- The request -
Using the material below, copy every line where "text" appears.

- Material shown -
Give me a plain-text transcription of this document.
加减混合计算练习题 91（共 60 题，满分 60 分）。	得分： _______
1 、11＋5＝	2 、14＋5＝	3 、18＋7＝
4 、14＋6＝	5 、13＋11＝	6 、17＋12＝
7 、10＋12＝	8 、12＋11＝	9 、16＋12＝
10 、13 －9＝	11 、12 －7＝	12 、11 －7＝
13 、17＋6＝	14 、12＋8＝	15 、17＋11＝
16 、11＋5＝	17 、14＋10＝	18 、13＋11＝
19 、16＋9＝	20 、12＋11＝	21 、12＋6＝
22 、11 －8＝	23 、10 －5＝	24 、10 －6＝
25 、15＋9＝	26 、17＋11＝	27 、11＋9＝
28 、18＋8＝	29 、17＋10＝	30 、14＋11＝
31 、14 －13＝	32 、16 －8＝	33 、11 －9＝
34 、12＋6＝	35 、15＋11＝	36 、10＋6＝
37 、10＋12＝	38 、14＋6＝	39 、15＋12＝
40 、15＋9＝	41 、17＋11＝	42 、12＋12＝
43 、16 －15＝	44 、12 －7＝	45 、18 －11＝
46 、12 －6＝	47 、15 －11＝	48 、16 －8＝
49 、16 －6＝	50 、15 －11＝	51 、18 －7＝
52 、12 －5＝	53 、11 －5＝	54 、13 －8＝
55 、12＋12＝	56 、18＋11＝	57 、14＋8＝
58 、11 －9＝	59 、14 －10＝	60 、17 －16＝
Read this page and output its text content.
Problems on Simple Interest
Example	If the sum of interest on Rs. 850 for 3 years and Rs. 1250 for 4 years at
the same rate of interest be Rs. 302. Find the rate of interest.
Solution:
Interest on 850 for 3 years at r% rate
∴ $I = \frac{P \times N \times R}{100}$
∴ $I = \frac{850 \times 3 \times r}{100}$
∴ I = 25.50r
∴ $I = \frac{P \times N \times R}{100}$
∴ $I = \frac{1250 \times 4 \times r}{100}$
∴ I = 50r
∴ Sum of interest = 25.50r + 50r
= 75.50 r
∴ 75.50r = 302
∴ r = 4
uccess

- Reply to the exercise -
Give me a plain-text transcription of this document.
Read this page and output its text content.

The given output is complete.